▶ **STATED TASK**: Drop the pictures from the entries below, then reproduce the rest exactly.

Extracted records

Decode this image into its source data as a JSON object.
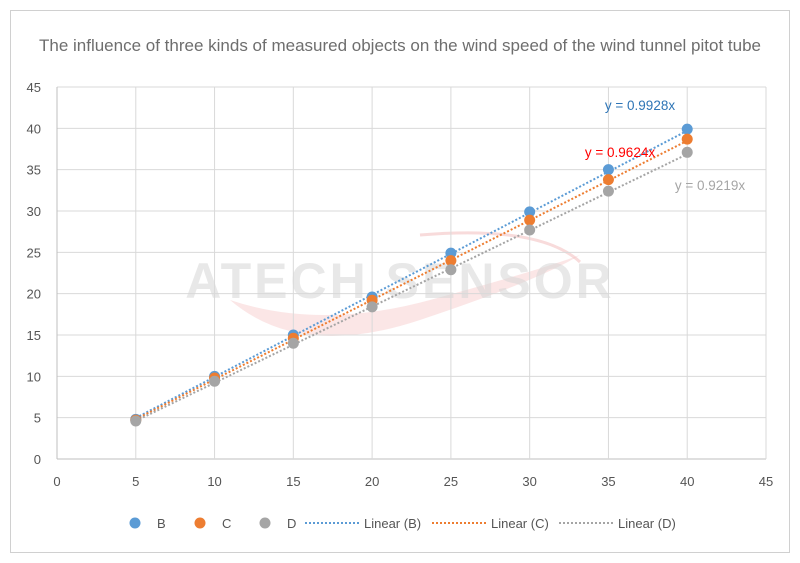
{
  "chart_data": {
    "type": "scatter",
    "title": "The influence of three kinds of measured objects on the wind speed of the wind tunnel pitot tube",
    "xlabel": "",
    "ylabel": "",
    "xlim": [
      0,
      45
    ],
    "ylim": [
      0,
      45
    ],
    "xticks": [
      "0",
      "5",
      "10",
      "15",
      "20",
      "25",
      "30",
      "35",
      "40",
      "45"
    ],
    "yticks": [
      "0",
      "5",
      "10",
      "15",
      "20",
      "25",
      "30",
      "35",
      "40",
      "45"
    ],
    "grid": true,
    "legend_position": "bottom",
    "x": [
      5,
      10,
      15,
      20,
      25,
      30,
      35,
      40
    ],
    "series": [
      {
        "name": "B",
        "color": "#5b9bd5",
        "values": [
          4.8,
          10.0,
          15.0,
          19.6,
          24.9,
          29.9,
          35.0,
          39.9
        ],
        "trendline": {
          "name": "Linear (B)",
          "slope": 0.9928,
          "equation": "y = 0.9928x",
          "label_color": "#2e75b6"
        }
      },
      {
        "name": "C",
        "color": "#ed7d31",
        "values": [
          4.7,
          9.8,
          14.6,
          19.2,
          24.0,
          28.9,
          33.8,
          38.7
        ],
        "trendline": {
          "name": "Linear (C)",
          "slope": 0.9624,
          "equation": "y = 0.9624x",
          "label_color": "#ff0000"
        }
      },
      {
        "name": "D",
        "color": "#a5a5a5",
        "values": [
          4.6,
          9.4,
          14.0,
          18.4,
          22.9,
          27.7,
          32.4,
          37.1
        ],
        "trendline": {
          "name": "Linear (D)",
          "slope": 0.9219,
          "equation": "y = 0.9219x",
          "label_color": "#a5a5a5"
        }
      }
    ]
  },
  "watermark": {
    "text": "ATECH SENSOR"
  },
  "icons": {
    "legend_marker": "circle-icon",
    "legend_line": "dotted-line-icon"
  }
}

▶ **RIGHT ANSWER**:
Decode this image into its source data as a JSON object.
{
  "chart_data": {
    "type": "scatter",
    "title": "The influence of three kinds of measured objects on the wind speed of the wind tunnel pitot tube",
    "xlabel": "",
    "ylabel": "",
    "xlim": [
      0,
      45
    ],
    "ylim": [
      0,
      45
    ],
    "xticks": [
      "0",
      "5",
      "10",
      "15",
      "20",
      "25",
      "30",
      "35",
      "40",
      "45"
    ],
    "yticks": [
      "0",
      "5",
      "10",
      "15",
      "20",
      "25",
      "30",
      "35",
      "40",
      "45"
    ],
    "grid": true,
    "legend_position": "bottom",
    "x": [
      5,
      10,
      15,
      20,
      25,
      30,
      35,
      40
    ],
    "series": [
      {
        "name": "B",
        "color": "#5b9bd5",
        "values": [
          4.8,
          10.0,
          15.0,
          19.6,
          24.9,
          29.9,
          35.0,
          39.9
        ],
        "trendline": {
          "name": "Linear (B)",
          "slope": 0.9928,
          "equation": "y = 0.9928x",
          "label_color": "#2e75b6"
        }
      },
      {
        "name": "C",
        "color": "#ed7d31",
        "values": [
          4.7,
          9.8,
          14.6,
          19.2,
          24.0,
          28.9,
          33.8,
          38.7
        ],
        "trendline": {
          "name": "Linear (C)",
          "slope": 0.9624,
          "equation": "y = 0.9624x",
          "label_color": "#ff0000"
        }
      },
      {
        "name": "D",
        "color": "#a5a5a5",
        "values": [
          4.6,
          9.4,
          14.0,
          18.4,
          22.9,
          27.7,
          32.4,
          37.1
        ],
        "trendline": {
          "name": "Linear (D)",
          "slope": 0.9219,
          "equation": "y = 0.9219x",
          "label_color": "#a5a5a5"
        }
      }
    ]
  },
  "watermark": {
    "text": "ATECH SENSOR"
  },
  "icons": {
    "legend_marker": "circle-icon",
    "legend_line": "dotted-line-icon"
  }
}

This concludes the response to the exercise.